What this task involves: Where the word "etildi" occurs in a line, return that line.

--------------------------------------------------

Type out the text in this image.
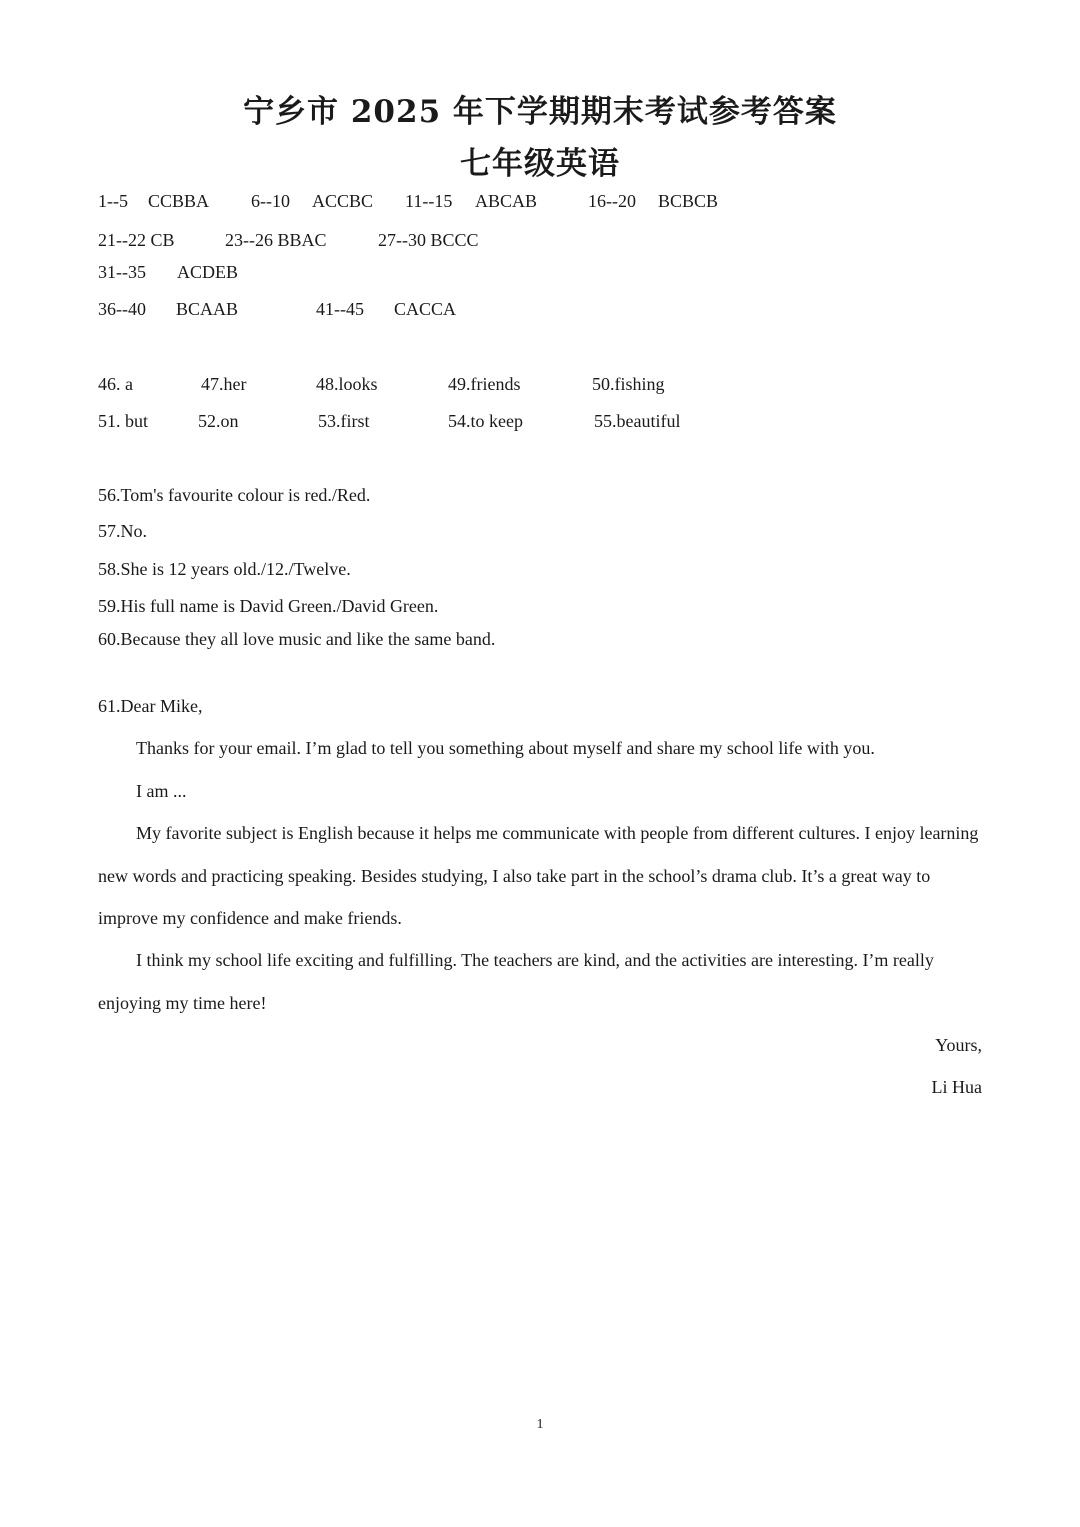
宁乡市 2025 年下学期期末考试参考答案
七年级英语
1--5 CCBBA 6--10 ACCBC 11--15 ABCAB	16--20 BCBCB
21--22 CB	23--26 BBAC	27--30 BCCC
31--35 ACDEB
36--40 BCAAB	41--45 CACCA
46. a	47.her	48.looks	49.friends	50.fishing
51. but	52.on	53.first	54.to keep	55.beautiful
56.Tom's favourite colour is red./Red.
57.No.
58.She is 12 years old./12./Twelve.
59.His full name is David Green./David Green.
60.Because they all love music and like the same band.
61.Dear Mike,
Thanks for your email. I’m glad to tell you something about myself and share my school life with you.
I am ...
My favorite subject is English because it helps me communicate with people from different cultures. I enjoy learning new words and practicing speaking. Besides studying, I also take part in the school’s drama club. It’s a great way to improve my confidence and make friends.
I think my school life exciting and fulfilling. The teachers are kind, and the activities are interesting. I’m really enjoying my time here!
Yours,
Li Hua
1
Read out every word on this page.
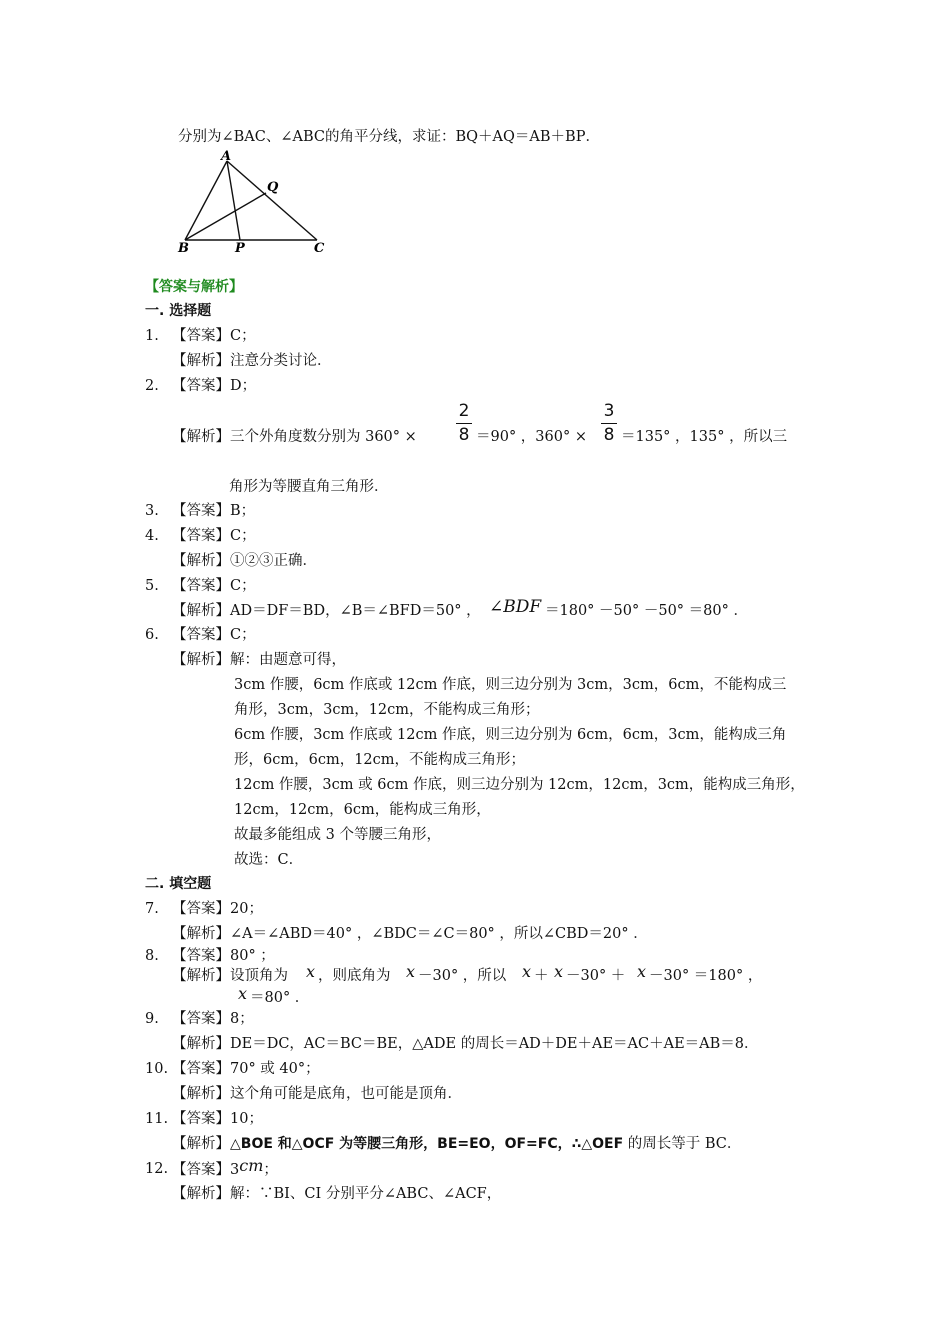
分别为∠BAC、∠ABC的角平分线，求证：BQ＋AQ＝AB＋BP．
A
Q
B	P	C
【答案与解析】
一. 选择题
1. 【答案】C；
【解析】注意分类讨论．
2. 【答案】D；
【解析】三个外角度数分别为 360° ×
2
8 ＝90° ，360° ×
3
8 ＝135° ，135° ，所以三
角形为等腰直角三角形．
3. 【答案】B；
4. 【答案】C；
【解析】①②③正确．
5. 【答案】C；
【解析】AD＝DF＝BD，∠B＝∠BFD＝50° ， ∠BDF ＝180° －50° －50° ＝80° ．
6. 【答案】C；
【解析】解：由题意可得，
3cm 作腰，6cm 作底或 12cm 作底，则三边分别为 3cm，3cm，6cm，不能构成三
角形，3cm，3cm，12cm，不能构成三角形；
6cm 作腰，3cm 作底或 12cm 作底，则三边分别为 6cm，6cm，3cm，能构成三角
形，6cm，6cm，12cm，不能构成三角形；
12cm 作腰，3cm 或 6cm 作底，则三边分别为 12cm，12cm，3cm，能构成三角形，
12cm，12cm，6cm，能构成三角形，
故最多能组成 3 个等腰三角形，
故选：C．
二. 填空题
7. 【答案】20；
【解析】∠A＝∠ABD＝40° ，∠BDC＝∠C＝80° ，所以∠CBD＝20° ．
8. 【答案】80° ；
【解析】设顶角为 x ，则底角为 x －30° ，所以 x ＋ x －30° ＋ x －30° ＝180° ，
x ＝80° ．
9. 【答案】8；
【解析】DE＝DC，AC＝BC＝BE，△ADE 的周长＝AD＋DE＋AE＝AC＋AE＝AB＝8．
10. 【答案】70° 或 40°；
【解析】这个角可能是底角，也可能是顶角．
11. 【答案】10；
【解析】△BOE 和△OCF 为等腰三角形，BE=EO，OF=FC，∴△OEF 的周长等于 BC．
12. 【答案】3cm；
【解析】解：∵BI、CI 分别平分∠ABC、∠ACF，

--------------------------------------------------

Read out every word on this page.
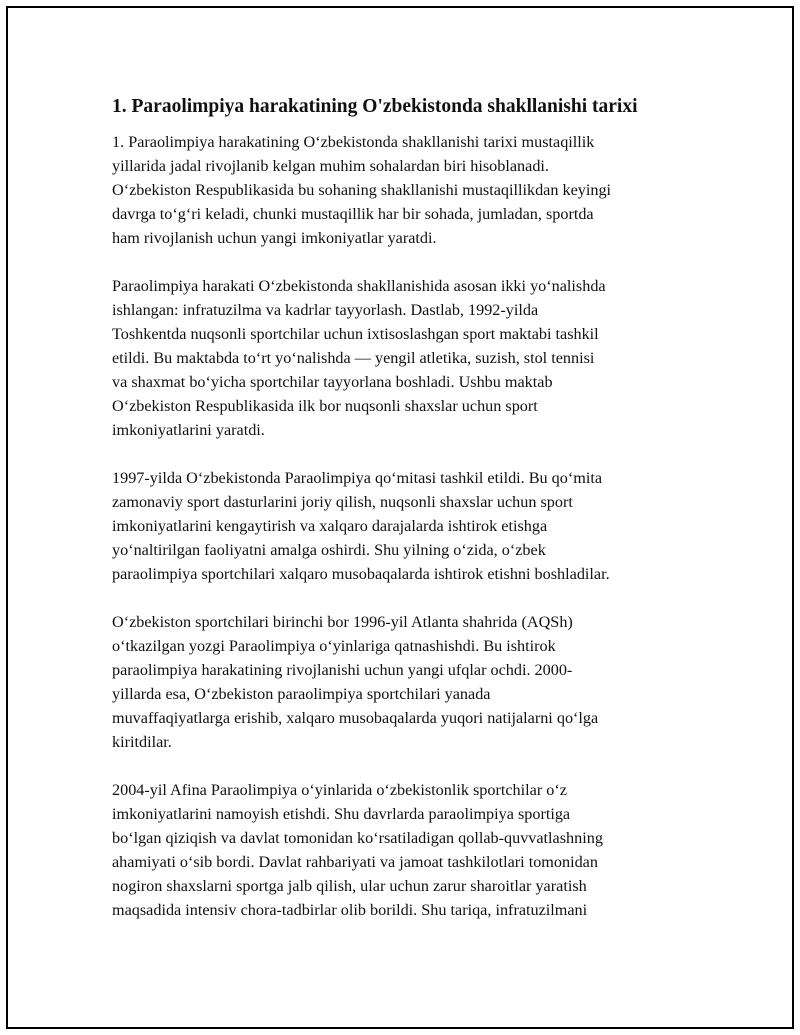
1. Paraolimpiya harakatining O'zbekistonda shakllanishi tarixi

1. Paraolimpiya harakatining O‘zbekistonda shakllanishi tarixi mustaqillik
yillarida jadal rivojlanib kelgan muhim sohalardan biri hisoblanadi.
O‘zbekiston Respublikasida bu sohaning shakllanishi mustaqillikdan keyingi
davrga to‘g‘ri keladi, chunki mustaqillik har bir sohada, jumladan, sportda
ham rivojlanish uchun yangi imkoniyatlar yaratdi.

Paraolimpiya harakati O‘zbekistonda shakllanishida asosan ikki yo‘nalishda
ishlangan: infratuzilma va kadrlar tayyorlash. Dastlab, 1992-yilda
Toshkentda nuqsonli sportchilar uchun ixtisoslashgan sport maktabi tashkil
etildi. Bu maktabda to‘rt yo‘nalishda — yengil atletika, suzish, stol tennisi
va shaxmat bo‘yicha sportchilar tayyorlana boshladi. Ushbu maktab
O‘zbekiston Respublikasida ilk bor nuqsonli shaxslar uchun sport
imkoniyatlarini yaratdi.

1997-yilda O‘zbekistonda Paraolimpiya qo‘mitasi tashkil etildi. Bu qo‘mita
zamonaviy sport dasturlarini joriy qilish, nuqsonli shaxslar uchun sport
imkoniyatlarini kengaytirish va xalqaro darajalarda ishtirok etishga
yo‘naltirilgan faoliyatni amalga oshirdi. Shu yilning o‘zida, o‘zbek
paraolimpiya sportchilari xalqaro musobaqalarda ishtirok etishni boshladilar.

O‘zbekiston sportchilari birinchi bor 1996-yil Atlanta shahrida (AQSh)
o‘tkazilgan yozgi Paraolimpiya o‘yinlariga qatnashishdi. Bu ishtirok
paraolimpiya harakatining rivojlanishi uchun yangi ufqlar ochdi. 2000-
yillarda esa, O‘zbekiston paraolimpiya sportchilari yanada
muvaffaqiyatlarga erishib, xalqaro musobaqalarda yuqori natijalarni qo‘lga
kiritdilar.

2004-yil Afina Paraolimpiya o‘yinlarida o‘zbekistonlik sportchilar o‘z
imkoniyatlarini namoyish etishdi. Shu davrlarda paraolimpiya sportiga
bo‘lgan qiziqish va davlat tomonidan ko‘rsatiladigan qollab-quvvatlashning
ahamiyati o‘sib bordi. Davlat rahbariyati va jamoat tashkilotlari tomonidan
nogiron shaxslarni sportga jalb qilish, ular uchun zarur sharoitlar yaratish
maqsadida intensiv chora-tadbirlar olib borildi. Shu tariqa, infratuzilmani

--------------------------------------------------

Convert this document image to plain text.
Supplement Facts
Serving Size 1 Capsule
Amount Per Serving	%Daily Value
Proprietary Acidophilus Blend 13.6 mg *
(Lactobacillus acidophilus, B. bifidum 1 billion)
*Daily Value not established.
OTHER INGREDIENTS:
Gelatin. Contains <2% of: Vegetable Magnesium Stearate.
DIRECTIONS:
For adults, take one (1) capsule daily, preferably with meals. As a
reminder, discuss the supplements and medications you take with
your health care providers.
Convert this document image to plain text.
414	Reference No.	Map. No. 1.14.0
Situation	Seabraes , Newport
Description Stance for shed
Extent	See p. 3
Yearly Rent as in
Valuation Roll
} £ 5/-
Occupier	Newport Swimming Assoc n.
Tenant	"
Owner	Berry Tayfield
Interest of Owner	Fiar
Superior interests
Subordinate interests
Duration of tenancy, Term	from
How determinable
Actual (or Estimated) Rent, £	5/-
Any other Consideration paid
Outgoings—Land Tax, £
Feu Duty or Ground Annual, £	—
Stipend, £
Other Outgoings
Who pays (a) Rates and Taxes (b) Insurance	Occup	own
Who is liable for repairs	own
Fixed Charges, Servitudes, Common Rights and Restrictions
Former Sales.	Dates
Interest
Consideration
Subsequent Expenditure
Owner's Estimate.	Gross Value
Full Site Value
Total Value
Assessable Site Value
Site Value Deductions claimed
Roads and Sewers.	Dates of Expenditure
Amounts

--------------------------------------------------

Full response:
etildi. Bu maktabda to‘rt yo‘nalishda — yengil atletika, suzish, stol tennisi
1997-yilda O‘zbekistonda Paraolimpiya qo‘mitasi tashkil etildi. Bu qo‘mita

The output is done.